§ **Task objective**
Go through the material below and copy each line where the word "dims" appears.
-- Start of Data to process --
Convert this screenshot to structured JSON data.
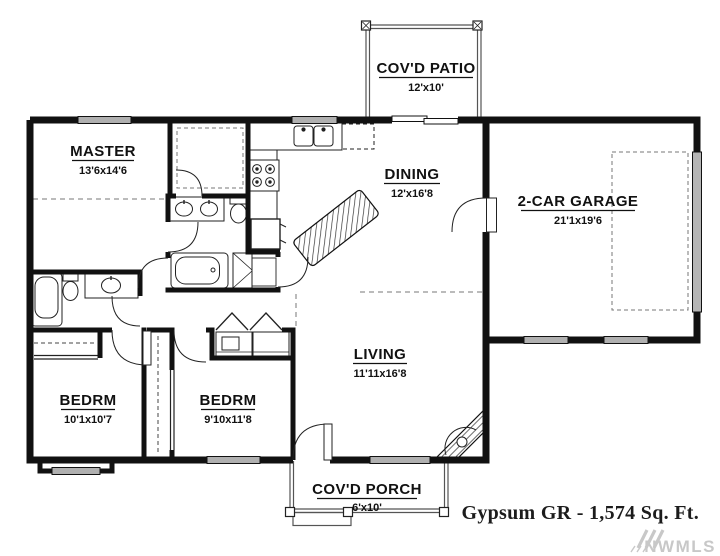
{
  "plan": {
    "rooms": [
      {
        "id": "master",
        "name": "MASTER",
        "dims": "13'6x14'6"
      },
      {
        "id": "covd-patio",
        "name": "COV'D PATIO",
        "dims": "12'x10'"
      },
      {
        "id": "dining",
        "name": "DINING",
        "dims": "12'x16'8"
      },
      {
        "id": "garage",
        "name": "2-CAR GARAGE",
        "dims": "21'1x19'6"
      },
      {
        "id": "living",
        "name": "LIVING",
        "dims": "11'11x16'8"
      },
      {
        "id": "bedroom-1",
        "name": "BEDRM",
        "dims": "10'1x10'7"
      },
      {
        "id": "bedroom-2",
        "name": "BEDRM",
        "dims": "9'10x11'8"
      },
      {
        "id": "covd-porch",
        "name": "COV'D PORCH",
        "dims": "6'x10'"
      }
    ],
    "footer": {
      "title": "Gypsum GR - 1,574 Sq. Ft."
    },
    "watermark": {
      "text": "NWMLS"
    },
    "colors": {
      "wall": "#111111",
      "window_fill": "#b0b0b0",
      "watermark": "#c8c8c8"
    }
  }
}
-- End of Data to process --
§ **Result for this exercise**
        "dims": "13'6x14'6"
        "dims": "12'x10'"
        "dims": "12'x16'8"
        "dims": "21'1x19'6"
        "dims": "11'11x16'8"
        "dims": "10'1x10'7"
        "dims": "9'10x11'8"
        "dims": "6'x10'"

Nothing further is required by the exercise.